> Work to be completed: Beginning with the line where "Convert this document image to plain text." appears, repeat every remaining line of the entries exactly, the last line included.

Data records
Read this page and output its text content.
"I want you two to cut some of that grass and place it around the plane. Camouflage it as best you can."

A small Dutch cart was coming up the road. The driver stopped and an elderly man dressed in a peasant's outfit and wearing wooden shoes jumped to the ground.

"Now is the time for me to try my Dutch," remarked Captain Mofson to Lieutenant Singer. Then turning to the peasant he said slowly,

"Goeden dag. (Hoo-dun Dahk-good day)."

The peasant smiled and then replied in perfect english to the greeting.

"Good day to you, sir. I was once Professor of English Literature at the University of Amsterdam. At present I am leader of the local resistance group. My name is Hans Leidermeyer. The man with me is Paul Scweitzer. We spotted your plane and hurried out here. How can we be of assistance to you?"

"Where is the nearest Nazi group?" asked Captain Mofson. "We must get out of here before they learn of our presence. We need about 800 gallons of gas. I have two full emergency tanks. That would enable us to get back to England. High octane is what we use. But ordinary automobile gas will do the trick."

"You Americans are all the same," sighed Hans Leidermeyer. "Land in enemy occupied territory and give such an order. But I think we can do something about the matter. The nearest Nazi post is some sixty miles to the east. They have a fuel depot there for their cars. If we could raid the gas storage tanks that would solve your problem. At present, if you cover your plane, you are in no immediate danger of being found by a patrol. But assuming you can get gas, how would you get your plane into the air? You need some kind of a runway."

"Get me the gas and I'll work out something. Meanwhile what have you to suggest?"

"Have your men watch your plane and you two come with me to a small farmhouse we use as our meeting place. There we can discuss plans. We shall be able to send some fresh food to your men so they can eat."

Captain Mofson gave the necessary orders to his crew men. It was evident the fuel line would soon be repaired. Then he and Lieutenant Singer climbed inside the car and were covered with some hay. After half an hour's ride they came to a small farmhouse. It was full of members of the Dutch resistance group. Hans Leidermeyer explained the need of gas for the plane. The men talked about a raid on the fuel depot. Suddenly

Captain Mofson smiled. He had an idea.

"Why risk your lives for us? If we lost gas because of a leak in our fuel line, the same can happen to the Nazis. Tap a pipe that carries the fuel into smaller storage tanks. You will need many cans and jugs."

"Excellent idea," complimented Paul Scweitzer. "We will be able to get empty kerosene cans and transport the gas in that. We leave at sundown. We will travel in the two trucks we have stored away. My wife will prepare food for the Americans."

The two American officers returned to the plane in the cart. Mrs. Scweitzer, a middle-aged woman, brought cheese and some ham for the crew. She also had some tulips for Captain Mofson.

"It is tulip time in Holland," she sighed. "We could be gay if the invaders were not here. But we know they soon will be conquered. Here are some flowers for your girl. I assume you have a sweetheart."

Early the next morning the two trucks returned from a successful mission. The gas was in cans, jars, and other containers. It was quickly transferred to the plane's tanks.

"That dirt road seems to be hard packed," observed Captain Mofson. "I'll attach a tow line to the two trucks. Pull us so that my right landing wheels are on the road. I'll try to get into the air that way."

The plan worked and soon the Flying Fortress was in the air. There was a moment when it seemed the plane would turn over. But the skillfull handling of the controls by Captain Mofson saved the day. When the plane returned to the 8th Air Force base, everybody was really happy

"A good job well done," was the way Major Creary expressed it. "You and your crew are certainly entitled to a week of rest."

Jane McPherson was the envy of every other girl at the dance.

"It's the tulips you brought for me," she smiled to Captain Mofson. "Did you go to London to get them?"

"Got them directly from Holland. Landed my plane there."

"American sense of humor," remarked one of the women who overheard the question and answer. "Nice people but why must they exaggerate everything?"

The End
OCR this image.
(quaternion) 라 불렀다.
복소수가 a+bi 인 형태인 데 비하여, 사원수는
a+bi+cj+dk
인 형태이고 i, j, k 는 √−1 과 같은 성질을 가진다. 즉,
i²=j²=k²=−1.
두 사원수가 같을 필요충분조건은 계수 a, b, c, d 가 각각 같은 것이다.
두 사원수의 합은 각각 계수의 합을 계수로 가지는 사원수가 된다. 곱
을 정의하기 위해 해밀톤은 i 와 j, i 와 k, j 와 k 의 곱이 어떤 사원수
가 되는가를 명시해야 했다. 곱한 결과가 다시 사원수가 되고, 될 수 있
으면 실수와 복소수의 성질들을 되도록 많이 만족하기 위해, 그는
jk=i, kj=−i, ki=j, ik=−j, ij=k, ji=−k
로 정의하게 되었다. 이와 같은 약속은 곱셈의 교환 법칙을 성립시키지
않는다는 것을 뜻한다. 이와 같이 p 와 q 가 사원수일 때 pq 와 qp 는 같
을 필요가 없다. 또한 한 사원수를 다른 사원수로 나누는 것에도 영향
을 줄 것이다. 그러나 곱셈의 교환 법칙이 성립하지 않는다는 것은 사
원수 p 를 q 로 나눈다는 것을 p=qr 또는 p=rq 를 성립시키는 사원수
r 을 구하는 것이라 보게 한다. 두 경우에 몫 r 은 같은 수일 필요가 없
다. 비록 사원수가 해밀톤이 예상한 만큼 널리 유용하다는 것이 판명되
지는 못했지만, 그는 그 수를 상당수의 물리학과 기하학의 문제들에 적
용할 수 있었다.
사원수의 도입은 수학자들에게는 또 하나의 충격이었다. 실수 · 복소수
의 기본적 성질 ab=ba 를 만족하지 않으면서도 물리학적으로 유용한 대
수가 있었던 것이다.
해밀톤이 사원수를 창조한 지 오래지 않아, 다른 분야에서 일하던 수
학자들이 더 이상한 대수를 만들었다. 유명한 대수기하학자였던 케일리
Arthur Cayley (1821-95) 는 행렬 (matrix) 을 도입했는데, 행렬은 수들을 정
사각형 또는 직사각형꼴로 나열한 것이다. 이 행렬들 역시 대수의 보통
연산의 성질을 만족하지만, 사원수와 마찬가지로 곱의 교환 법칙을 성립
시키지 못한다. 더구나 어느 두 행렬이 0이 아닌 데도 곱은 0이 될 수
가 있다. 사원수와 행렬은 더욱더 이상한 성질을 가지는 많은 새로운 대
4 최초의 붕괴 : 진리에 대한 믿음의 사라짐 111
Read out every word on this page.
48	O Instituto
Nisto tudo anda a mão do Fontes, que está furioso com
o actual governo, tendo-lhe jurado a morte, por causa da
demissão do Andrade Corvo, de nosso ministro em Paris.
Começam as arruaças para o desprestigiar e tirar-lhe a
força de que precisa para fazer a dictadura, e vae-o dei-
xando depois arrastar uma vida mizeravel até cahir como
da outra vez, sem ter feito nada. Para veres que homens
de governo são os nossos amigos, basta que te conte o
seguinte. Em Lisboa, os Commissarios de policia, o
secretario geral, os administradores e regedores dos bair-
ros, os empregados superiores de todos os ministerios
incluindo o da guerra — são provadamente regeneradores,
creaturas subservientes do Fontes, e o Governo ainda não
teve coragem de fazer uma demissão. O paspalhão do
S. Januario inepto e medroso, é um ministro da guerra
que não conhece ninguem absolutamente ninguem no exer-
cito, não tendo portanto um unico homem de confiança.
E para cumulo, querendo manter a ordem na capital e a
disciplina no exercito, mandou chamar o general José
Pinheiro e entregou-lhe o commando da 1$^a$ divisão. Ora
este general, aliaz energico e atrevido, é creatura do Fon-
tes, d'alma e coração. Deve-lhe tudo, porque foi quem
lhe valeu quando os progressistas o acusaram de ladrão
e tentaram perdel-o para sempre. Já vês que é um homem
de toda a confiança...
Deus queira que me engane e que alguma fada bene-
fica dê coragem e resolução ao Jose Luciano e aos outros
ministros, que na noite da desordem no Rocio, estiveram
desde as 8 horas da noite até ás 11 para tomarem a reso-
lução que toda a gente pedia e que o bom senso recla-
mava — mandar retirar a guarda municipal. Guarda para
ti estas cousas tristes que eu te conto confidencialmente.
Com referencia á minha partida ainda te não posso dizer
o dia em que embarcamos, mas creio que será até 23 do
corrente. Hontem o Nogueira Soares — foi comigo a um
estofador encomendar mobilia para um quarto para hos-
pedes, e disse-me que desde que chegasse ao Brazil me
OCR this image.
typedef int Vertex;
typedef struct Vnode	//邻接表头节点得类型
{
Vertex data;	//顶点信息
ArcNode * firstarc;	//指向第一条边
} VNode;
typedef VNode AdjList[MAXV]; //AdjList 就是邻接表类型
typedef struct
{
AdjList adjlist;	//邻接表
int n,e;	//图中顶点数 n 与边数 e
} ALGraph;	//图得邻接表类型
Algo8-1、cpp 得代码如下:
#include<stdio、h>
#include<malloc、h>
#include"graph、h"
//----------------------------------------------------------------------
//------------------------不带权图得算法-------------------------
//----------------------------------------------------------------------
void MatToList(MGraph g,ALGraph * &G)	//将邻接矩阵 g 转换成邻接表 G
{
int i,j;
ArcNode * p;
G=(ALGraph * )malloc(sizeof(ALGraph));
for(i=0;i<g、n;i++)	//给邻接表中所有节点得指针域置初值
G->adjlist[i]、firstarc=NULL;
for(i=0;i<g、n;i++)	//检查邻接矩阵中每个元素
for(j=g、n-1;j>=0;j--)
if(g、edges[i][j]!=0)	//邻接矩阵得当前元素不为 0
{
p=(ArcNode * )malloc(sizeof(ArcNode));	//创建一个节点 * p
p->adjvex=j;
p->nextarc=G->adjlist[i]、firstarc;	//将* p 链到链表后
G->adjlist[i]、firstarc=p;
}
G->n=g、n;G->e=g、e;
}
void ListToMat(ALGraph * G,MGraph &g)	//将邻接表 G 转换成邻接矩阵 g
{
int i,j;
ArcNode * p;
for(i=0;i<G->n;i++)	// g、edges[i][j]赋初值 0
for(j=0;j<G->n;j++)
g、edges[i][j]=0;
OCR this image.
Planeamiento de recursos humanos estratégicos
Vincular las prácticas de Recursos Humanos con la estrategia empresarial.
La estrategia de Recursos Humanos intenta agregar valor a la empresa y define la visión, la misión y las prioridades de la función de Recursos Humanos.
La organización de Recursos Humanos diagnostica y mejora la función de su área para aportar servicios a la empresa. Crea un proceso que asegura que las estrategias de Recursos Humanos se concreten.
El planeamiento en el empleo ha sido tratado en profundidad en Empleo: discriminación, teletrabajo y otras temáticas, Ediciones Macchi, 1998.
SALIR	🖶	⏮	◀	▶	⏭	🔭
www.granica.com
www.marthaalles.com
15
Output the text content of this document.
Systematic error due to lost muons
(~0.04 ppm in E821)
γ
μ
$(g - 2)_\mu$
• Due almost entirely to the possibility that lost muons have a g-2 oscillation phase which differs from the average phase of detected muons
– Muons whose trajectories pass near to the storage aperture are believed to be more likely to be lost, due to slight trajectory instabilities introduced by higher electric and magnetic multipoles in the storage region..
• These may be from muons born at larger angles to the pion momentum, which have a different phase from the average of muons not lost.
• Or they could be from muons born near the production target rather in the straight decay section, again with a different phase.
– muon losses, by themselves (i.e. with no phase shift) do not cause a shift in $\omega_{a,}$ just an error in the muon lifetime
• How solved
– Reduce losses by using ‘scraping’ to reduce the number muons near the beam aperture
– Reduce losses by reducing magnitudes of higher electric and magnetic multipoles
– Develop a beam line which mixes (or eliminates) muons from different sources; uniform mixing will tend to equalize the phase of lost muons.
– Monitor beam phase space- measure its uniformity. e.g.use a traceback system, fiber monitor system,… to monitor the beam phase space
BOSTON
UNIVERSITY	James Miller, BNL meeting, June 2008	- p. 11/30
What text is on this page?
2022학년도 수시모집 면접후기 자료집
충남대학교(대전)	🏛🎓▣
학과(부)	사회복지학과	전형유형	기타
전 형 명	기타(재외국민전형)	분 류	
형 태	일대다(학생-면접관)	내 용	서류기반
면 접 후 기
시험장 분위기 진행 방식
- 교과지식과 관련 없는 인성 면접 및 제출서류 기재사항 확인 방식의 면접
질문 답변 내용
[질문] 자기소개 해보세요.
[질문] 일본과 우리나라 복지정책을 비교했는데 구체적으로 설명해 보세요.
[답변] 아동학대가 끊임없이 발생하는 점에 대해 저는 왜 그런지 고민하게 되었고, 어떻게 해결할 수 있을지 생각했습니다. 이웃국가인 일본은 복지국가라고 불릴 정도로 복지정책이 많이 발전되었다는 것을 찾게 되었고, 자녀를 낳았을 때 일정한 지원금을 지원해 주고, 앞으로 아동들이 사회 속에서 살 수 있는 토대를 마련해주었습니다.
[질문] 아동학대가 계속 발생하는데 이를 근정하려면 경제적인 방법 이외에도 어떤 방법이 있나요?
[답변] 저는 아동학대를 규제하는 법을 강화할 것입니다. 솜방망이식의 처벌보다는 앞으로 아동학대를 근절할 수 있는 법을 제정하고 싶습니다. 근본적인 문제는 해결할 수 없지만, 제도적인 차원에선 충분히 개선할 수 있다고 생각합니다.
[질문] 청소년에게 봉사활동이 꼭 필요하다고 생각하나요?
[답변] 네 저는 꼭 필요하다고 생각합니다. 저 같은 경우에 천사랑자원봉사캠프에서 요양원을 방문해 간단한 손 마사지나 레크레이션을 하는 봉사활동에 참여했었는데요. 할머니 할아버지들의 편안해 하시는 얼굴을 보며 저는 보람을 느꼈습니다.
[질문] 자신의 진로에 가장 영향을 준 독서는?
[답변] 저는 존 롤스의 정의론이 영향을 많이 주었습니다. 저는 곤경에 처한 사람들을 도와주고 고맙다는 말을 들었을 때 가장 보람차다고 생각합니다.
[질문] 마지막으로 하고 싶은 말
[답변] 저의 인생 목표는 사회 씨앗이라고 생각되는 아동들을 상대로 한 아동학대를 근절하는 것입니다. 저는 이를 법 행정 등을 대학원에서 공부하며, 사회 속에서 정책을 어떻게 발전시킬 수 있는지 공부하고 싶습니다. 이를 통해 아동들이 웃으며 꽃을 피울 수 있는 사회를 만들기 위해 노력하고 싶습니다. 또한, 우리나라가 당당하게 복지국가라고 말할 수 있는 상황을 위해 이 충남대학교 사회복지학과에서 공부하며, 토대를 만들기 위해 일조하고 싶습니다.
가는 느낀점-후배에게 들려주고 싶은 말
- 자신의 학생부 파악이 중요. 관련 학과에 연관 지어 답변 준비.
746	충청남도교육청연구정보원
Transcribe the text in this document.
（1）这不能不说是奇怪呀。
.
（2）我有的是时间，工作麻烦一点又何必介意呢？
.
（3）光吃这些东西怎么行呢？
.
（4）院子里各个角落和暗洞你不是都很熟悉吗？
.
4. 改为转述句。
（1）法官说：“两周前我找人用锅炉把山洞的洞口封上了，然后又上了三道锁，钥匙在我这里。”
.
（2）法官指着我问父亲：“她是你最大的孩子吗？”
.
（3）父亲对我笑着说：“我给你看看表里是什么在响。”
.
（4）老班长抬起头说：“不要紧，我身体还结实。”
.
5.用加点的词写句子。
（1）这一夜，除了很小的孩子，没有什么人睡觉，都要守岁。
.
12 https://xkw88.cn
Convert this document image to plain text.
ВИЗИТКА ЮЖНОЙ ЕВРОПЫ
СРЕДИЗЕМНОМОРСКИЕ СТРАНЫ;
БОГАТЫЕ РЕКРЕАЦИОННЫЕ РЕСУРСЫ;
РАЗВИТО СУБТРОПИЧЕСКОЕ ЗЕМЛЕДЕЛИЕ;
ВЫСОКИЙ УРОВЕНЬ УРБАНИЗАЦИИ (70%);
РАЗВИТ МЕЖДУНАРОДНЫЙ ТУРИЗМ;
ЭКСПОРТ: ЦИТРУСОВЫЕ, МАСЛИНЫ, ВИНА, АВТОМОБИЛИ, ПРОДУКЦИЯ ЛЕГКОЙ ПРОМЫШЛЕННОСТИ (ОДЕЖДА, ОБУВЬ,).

> Answer below:
Convert this document image to plain text.
ВИЗИТКА ЮЖНОЙ ЕВРОПЫ
СРЕДИЗЕМНОМОРСКИЕ СТРАНЫ;
БОГАТЫЕ РЕКРЕАЦИОННЫЕ РЕСУРСЫ;
РАЗВИТО СУБТРОПИЧЕСКОЕ ЗЕМЛЕДЕЛИЕ;
ВЫСОКИЙ УРОВЕНЬ УРБАНИЗАЦИИ (70%);
РАЗВИТ МЕЖДУНАРОДНЫЙ ТУРИЗМ;
ЭКСПОРТ: ЦИТРУСОВЫЕ, МАСЛИНЫ, ВИНА, АВТОМОБИЛИ, ПРОДУКЦИЯ ЛЕГКОЙ ПРОМЫШЛЕННОСТИ (ОДЕЖДА, ОБУВЬ,).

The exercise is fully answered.